-- Exercise directions --
Without changing a character, return the entries, but not the images they hold.

►

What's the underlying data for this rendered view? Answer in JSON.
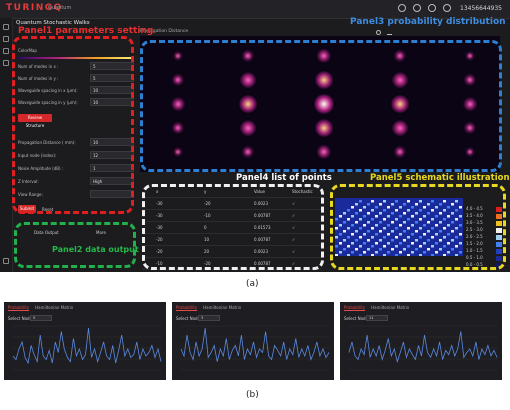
{
  "app": {
    "brand": "TURINGQ",
    "brand_sub": "Quantum",
    "phone": "13456644935",
    "title": "Quantum Stochastic Walks"
  },
  "annotations": {
    "panel1": "Panel1 parameters setting",
    "panel2": "Panel2 data output",
    "panel3": "Panel3 probability distribution",
    "panel4": "Panel4 list of points",
    "panel5": "Panel5 schematic illustrations"
  },
  "params": {
    "colormap_label": "ColorMap",
    "rows": [
      {
        "label": "Num of modes in x :",
        "value": "5"
      },
      {
        "label": "Num of modes in y :",
        "value": "5"
      },
      {
        "label": "Waveguide spacing in x (μm):",
        "value": "10"
      },
      {
        "label": "Waveguide spacing in y (μm):",
        "value": "10"
      }
    ],
    "review_button": "Review Structure",
    "rows2": [
      {
        "label": "Propagation Distance ( mm):",
        "value": "10"
      },
      {
        "label": "Input node (index):",
        "value": "12"
      },
      {
        "label": "Noise Amplitude (dB) :",
        "value": "1"
      },
      {
        "label": "Z Interval:",
        "value": "High"
      },
      {
        "label": "View Range:",
        "value": ""
      }
    ],
    "submit_button": "Submit",
    "reset_button": "Reset"
  },
  "output": {
    "data_output": "Data Output",
    "more": "More"
  },
  "plot": {
    "title": "Propagation Distance"
  },
  "table": {
    "headers": [
      "x",
      "y",
      "Value",
      "Stochastic"
    ],
    "rows": [
      [
        "-30",
        "-20",
        "0.0023",
        "✓"
      ],
      [
        "-30",
        "-10",
        "0.00787",
        "✓"
      ],
      [
        "-30",
        "0",
        "0.01573",
        "✓"
      ],
      [
        "-20",
        "10",
        "0.00787",
        "✓"
      ],
      [
        "-20",
        "20",
        "0.0023",
        "✓"
      ],
      [
        "-10",
        "-20",
        "0.00787",
        "✓"
      ]
    ]
  },
  "legend": {
    "entries": [
      "4.0 - 4.5",
      "3.5 - 4.0",
      "3.0 - 3.5",
      "2.5 - 3.0",
      "2.0 - 2.5",
      "1.5 - 2.0",
      "1.0 - 1.5",
      "0.5 - 1.0",
      "0.0 - 0.5"
    ],
    "colors": [
      "#e02020",
      "#f07020",
      "#f0c020",
      "#f0f0f0",
      "#a0d0f0",
      "#4080f0",
      "#2040c0",
      "#1a2a9a",
      "#101860"
    ]
  },
  "captions": {
    "a": "(a)",
    "b": "(b)"
  },
  "bottom_panels": [
    {
      "tab_active": "Probability",
      "tab_other": "Hamiltonian Matrix",
      "select_label": "Select Node:",
      "select_value": "5",
      "series": [
        0.2,
        0.15,
        0.3,
        0.4,
        0.18,
        0.1,
        0.35,
        0.22,
        0.12,
        0.5,
        0.2,
        0.15,
        0.28,
        0.1,
        0.4,
        0.25,
        0.55,
        0.3,
        0.18,
        0.12,
        0.45,
        0.2,
        0.3,
        0.15,
        0.22,
        0.6,
        0.18,
        0.3,
        0.12,
        0.25,
        0.4,
        0.2,
        0.15,
        0.35,
        0.1,
        0.28,
        0.5,
        0.2,
        0.3,
        0.18,
        0.22,
        0.4,
        0.15,
        0.3,
        0.2,
        0.25,
        0.35,
        0.18,
        0.3,
        0.12
      ]
    },
    {
      "tab_active": "Probability",
      "tab_other": "Hamiltonian Matrix",
      "select_label": "Select Node:",
      "select_value": "3",
      "series": [
        0.3,
        0.2,
        0.5,
        0.25,
        0.15,
        0.4,
        0.2,
        0.3,
        0.6,
        0.18,
        0.25,
        0.35,
        0.12,
        0.3,
        0.2,
        0.45,
        0.15,
        0.28,
        0.35,
        0.2,
        0.5,
        0.15,
        0.3,
        0.22,
        0.4,
        0.18,
        0.3,
        0.25,
        0.55,
        0.2,
        0.15,
        0.35,
        0.28,
        0.2,
        0.4,
        0.15,
        0.3,
        0.22,
        0.45,
        0.18,
        0.3,
        0.2,
        0.35,
        0.15,
        0.25,
        0.4,
        0.2,
        0.3,
        0.18,
        0.25
      ]
    },
    {
      "tab_active": "Probability",
      "tab_other": "Hamiltonian Matrix",
      "select_label": "Select Node:",
      "select_value": "11",
      "series": [
        0.25,
        0.4,
        0.2,
        0.15,
        0.3,
        0.22,
        0.5,
        0.18,
        0.3,
        0.2,
        0.35,
        0.15,
        0.28,
        0.45,
        0.2,
        0.3,
        0.12,
        0.25,
        0.4,
        0.18,
        0.3,
        0.22,
        0.15,
        0.35,
        0.2,
        0.5,
        0.25,
        0.18,
        0.3,
        0.2,
        0.4,
        0.15,
        0.28,
        0.22,
        0.35,
        0.2,
        0.3,
        0.55,
        0.18,
        0.25,
        0.3,
        0.2,
        0.4,
        0.15,
        0.3,
        0.22,
        0.35,
        0.2,
        0.28,
        0.18
      ]
    }
  ]
}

◄

-- Full response --
What's the underlying data for this rendered view? Answer in JSON.
{
  "app": {
    "brand": "TURINGQ",
    "brand_sub": "Quantum",
    "phone": "13456644935",
    "title": "Quantum Stochastic Walks"
  },
  "annotations": {
    "panel1": "Panel1 parameters setting",
    "panel2": "Panel2 data output",
    "panel3": "Panel3 probability distribution",
    "panel4": "Panel4 list of points",
    "panel5": "Panel5 schematic illustrations"
  },
  "params": {
    "colormap_label": "ColorMap",
    "rows": [
      {
        "label": "Num of modes in x :",
        "value": "5"
      },
      {
        "label": "Num of modes in y :",
        "value": "5"
      },
      {
        "label": "Waveguide spacing in x (μm):",
        "value": "10"
      },
      {
        "label": "Waveguide spacing in y (μm):",
        "value": "10"
      }
    ],
    "review_button": "Review Structure",
    "rows2": [
      {
        "label": "Propagation Distance ( mm):",
        "value": "10"
      },
      {
        "label": "Input node (index):",
        "value": "12"
      },
      {
        "label": "Noise Amplitude (dB) :",
        "value": "1"
      },
      {
        "label": "Z Interval:",
        "value": "High"
      },
      {
        "label": "View Range:",
        "value": ""
      }
    ],
    "submit_button": "Submit",
    "reset_button": "Reset"
  },
  "output": {
    "data_output": "Data Output",
    "more": "More"
  },
  "plot": {
    "title": "Propagation Distance"
  },
  "table": {
    "headers": [
      "x",
      "y",
      "Value",
      "Stochastic"
    ],
    "rows": [
      [
        "-30",
        "-20",
        "0.0023",
        "✓"
      ],
      [
        "-30",
        "-10",
        "0.00787",
        "✓"
      ],
      [
        "-30",
        "0",
        "0.01573",
        "✓"
      ],
      [
        "-20",
        "10",
        "0.00787",
        "✓"
      ],
      [
        "-20",
        "20",
        "0.0023",
        "✓"
      ],
      [
        "-10",
        "-20",
        "0.00787",
        "✓"
      ]
    ]
  },
  "legend": {
    "entries": [
      "4.0 - 4.5",
      "3.5 - 4.0",
      "3.0 - 3.5",
      "2.5 - 3.0",
      "2.0 - 2.5",
      "1.5 - 2.0",
      "1.0 - 1.5",
      "0.5 - 1.0",
      "0.0 - 0.5"
    ],
    "colors": [
      "#e02020",
      "#f07020",
      "#f0c020",
      "#f0f0f0",
      "#a0d0f0",
      "#4080f0",
      "#2040c0",
      "#1a2a9a",
      "#101860"
    ]
  },
  "captions": {
    "a": "(a)",
    "b": "(b)"
  },
  "bottom_panels": [
    {
      "tab_active": "Probability",
      "tab_other": "Hamiltonian Matrix",
      "select_label": "Select Node:",
      "select_value": "5",
      "series": [
        0.2,
        0.15,
        0.3,
        0.4,
        0.18,
        0.1,
        0.35,
        0.22,
        0.12,
        0.5,
        0.2,
        0.15,
        0.28,
        0.1,
        0.4,
        0.25,
        0.55,
        0.3,
        0.18,
        0.12,
        0.45,
        0.2,
        0.3,
        0.15,
        0.22,
        0.6,
        0.18,
        0.3,
        0.12,
        0.25,
        0.4,
        0.2,
        0.15,
        0.35,
        0.1,
        0.28,
        0.5,
        0.2,
        0.3,
        0.18,
        0.22,
        0.4,
        0.15,
        0.3,
        0.2,
        0.25,
        0.35,
        0.18,
        0.3,
        0.12
      ]
    },
    {
      "tab_active": "Probability",
      "tab_other": "Hamiltonian Matrix",
      "select_label": "Select Node:",
      "select_value": "3",
      "series": [
        0.3,
        0.2,
        0.5,
        0.25,
        0.15,
        0.4,
        0.2,
        0.3,
        0.6,
        0.18,
        0.25,
        0.35,
        0.12,
        0.3,
        0.2,
        0.45,
        0.15,
        0.28,
        0.35,
        0.2,
        0.5,
        0.15,
        0.3,
        0.22,
        0.4,
        0.18,
        0.3,
        0.25,
        0.55,
        0.2,
        0.15,
        0.35,
        0.28,
        0.2,
        0.4,
        0.15,
        0.3,
        0.22,
        0.45,
        0.18,
        0.3,
        0.2,
        0.35,
        0.15,
        0.25,
        0.4,
        0.2,
        0.3,
        0.18,
        0.25
      ]
    },
    {
      "tab_active": "Probability",
      "tab_other": "Hamiltonian Matrix",
      "select_label": "Select Node:",
      "select_value": "11",
      "series": [
        0.25,
        0.4,
        0.2,
        0.15,
        0.3,
        0.22,
        0.5,
        0.18,
        0.3,
        0.2,
        0.35,
        0.15,
        0.28,
        0.45,
        0.2,
        0.3,
        0.12,
        0.25,
        0.4,
        0.18,
        0.3,
        0.22,
        0.15,
        0.35,
        0.2,
        0.5,
        0.25,
        0.18,
        0.3,
        0.2,
        0.4,
        0.15,
        0.28,
        0.22,
        0.35,
        0.2,
        0.3,
        0.55,
        0.18,
        0.25,
        0.3,
        0.2,
        0.4,
        0.15,
        0.3,
        0.22,
        0.35,
        0.2,
        0.28,
        0.18
      ]
    }
  ]
}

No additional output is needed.